**What you have to do:**
Provide the number of lines where the word "舒家村村" occurs, and no other text.

----

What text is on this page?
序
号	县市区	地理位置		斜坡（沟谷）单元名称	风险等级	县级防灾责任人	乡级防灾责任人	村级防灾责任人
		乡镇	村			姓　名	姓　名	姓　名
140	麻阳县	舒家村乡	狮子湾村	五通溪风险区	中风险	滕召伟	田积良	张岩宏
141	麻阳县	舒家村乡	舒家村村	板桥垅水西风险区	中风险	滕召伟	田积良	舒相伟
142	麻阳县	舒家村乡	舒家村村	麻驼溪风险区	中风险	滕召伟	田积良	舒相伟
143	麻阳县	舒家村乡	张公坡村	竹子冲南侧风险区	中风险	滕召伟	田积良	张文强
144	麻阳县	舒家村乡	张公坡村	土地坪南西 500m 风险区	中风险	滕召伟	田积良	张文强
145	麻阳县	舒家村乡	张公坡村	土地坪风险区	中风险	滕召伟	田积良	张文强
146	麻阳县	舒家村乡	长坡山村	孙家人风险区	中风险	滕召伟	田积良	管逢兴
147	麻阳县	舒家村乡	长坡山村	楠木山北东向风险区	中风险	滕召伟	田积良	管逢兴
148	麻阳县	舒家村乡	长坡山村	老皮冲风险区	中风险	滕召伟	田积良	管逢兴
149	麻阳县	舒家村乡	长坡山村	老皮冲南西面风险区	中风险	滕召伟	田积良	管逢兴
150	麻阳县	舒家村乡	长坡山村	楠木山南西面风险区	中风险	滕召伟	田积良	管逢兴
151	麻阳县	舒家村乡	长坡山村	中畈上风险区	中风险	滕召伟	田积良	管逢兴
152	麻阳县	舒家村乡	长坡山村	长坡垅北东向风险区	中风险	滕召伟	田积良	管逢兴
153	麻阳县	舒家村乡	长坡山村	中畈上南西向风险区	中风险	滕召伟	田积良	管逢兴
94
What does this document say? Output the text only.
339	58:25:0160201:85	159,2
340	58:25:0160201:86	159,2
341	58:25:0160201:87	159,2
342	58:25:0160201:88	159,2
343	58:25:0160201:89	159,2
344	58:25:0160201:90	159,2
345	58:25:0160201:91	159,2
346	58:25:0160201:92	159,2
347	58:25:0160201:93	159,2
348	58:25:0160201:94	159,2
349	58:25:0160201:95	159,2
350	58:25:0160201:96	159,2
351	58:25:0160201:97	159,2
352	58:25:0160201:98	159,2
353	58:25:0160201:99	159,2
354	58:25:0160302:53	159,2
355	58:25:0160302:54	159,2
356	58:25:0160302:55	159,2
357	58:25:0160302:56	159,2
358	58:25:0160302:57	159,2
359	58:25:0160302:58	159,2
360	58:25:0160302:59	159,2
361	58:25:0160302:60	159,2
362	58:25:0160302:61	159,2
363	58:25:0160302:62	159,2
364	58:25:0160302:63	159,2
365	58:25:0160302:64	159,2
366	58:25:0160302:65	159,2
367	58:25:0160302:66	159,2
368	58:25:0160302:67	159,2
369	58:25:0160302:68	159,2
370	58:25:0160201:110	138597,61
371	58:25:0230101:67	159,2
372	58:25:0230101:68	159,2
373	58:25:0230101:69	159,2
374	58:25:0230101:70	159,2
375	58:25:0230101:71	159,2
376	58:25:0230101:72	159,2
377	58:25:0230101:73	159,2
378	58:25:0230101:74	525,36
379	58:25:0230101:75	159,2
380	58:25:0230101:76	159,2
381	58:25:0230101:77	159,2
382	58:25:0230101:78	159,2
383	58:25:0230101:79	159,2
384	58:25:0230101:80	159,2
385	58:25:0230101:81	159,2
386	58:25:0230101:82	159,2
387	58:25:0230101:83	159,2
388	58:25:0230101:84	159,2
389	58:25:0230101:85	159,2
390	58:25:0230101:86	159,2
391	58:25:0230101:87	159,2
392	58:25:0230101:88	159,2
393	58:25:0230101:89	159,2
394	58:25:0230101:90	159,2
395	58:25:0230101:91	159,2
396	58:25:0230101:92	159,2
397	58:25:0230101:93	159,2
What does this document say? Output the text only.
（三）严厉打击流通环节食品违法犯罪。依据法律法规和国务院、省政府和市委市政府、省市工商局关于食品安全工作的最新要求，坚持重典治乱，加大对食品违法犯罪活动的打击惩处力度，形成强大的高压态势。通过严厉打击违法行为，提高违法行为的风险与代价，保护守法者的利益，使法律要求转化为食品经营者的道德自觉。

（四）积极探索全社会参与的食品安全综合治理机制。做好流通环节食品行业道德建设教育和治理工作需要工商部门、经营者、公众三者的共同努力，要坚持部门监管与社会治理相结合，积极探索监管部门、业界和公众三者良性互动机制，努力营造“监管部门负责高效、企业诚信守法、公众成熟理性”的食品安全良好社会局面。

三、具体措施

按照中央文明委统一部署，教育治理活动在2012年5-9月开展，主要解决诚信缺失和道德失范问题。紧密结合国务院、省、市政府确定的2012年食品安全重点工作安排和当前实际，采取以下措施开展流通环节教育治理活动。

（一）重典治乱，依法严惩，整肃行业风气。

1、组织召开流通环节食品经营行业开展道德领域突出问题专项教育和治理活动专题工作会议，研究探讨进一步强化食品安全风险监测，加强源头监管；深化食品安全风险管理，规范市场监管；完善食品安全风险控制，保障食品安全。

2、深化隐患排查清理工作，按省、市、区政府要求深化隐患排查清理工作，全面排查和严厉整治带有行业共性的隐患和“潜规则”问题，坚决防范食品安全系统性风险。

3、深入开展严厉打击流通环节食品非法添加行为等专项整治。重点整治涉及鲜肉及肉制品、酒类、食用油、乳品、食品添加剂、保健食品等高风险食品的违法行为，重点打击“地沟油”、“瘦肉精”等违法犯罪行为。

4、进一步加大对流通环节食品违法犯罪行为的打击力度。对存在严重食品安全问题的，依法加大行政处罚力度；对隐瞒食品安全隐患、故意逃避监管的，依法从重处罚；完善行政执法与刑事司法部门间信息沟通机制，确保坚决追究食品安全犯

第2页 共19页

----

**Final result:**
2